STORED RECORDS

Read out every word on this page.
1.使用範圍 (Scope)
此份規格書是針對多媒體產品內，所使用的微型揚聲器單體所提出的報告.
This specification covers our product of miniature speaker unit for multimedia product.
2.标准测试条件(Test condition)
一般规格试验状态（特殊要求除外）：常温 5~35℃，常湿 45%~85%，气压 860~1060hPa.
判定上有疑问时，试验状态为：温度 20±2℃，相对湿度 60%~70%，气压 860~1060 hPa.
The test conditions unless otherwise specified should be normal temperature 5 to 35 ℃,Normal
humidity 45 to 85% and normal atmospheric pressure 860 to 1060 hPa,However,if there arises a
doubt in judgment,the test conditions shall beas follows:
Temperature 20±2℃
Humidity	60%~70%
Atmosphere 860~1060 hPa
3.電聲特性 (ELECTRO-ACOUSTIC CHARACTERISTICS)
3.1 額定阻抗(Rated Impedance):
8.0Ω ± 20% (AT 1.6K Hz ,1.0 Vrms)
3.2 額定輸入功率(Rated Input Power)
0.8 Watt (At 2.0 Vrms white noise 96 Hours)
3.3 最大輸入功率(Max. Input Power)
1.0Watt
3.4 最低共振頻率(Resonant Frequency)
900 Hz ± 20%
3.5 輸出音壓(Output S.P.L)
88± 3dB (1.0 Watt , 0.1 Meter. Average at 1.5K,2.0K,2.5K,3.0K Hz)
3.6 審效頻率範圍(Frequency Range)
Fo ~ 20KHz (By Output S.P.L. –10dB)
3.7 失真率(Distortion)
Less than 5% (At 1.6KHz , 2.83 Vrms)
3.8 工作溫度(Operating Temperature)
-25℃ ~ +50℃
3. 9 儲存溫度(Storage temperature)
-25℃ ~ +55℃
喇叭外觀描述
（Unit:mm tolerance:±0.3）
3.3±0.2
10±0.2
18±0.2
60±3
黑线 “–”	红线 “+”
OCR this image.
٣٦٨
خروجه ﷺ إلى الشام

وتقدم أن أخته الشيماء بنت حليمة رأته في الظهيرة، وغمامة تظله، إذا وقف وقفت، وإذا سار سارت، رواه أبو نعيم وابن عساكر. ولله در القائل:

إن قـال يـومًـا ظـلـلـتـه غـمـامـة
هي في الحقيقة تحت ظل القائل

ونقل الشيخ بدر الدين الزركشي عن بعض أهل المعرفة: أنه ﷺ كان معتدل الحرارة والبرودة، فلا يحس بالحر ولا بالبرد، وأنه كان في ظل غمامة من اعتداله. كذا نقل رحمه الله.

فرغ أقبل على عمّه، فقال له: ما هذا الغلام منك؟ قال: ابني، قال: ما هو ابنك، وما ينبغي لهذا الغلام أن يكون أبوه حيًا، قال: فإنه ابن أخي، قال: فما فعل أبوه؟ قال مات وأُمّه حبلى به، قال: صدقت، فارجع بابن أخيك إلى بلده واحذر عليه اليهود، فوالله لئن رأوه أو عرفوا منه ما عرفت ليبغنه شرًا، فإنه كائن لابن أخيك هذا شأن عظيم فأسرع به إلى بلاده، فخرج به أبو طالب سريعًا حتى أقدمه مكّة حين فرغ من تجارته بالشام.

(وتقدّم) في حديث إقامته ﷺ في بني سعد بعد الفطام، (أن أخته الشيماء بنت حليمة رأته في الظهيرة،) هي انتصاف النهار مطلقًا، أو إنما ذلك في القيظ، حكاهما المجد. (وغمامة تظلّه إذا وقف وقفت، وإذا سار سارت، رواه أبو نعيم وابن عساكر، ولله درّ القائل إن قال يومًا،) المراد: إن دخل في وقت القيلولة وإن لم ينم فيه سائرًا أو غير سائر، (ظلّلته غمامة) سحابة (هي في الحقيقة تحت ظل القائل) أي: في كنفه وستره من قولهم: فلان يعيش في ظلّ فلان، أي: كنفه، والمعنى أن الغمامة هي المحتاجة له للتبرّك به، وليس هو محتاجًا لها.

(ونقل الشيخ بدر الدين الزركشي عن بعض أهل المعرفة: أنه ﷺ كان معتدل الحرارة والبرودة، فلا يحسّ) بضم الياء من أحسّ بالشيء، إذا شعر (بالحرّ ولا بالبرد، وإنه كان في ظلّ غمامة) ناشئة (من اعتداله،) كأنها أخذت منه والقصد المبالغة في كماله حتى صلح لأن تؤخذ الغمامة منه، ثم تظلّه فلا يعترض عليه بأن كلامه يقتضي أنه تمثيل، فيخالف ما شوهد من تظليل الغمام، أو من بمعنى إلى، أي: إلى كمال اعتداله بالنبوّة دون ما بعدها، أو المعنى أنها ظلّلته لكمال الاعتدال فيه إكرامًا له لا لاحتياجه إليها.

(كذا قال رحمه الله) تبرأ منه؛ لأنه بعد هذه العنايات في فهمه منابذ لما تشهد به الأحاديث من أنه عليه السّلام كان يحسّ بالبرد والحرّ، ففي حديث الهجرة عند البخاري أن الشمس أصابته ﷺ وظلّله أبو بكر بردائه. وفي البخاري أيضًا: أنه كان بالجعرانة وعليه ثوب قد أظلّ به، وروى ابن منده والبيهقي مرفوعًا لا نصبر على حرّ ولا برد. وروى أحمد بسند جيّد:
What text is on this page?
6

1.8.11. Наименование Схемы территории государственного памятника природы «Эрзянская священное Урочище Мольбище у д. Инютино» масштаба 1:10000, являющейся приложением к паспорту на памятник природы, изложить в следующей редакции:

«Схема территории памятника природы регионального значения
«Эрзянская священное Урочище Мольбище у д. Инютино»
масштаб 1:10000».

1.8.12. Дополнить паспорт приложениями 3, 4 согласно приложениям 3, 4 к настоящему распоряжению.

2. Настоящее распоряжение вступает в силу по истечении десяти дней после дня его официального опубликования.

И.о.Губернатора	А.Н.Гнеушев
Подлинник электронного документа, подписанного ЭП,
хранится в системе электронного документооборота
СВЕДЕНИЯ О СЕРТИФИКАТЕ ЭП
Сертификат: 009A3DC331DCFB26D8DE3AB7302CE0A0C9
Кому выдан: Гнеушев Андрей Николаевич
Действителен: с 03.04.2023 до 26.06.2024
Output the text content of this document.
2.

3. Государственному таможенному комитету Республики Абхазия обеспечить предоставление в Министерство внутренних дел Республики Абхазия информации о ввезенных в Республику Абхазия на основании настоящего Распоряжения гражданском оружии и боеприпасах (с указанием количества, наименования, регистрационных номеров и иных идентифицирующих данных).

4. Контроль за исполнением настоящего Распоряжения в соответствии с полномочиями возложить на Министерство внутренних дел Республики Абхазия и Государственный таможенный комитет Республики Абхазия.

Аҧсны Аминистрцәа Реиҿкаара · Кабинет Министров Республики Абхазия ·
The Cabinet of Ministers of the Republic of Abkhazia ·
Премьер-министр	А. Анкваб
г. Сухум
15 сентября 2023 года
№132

REQUIRED TASK
Repeat only the stretch of lines that begins at the line containing "What text is on this page?" and ends at the last line above, both included.

WRITTEN RESPONSE
What text is on this page?
6

1.8.11. Наименование Схемы территории государственного памятника природы «Эрзянская священное Урочище Мольбище у д. Инютино» масштаба 1:10000, являющейся приложением к паспорту на памятник природы, изложить в следующей редакции:

«Схема территории памятника природы регионального значения
«Эрзянская священное Урочище Мольбище у д. Инютино»
масштаб 1:10000».

1.8.12. Дополнить паспорт приложениями 3, 4 согласно приложениям 3, 4 к настоящему распоряжению.

2. Настоящее распоряжение вступает в силу по истечении десяти дней после дня его официального опубликования.

И.о.Губернатора	А.Н.Гнеушев
Подлинник электронного документа, подписанного ЭП,
хранится в системе электронного документооборота
СВЕДЕНИЯ О СЕРТИФИКАТЕ ЭП
Сертификат: 009A3DC331DCFB26D8DE3AB7302CE0A0C9
Кому выдан: Гнеушев Андрей Николаевич
Действителен: с 03.04.2023 до 26.06.2024
Output the text content of this document.
2.

3. Государственному таможенному комитету Республики Абхазия обеспечить предоставление в Министерство внутренних дел Республики Абхазия информации о ввезенных в Республику Абхазия на основании настоящего Распоряжения гражданском оружии и боеприпасах (с указанием количества, наименования, регистрационных номеров и иных идентифицирующих данных).

4. Контроль за исполнением настоящего Распоряжения в соответствии с полномочиями возложить на Министерство внутренних дел Республики Абхазия и Государственный таможенный комитет Республики Абхазия.

Аҧсны Аминистрцәа Реиҿкаара · Кабинет Министров Республики Абхазия ·
The Cabinet of Ministers of the Republic of Abkhazia ·
Премьер-министр	А. Анкваб
г. Сухум
15 сентября 2023 года
№132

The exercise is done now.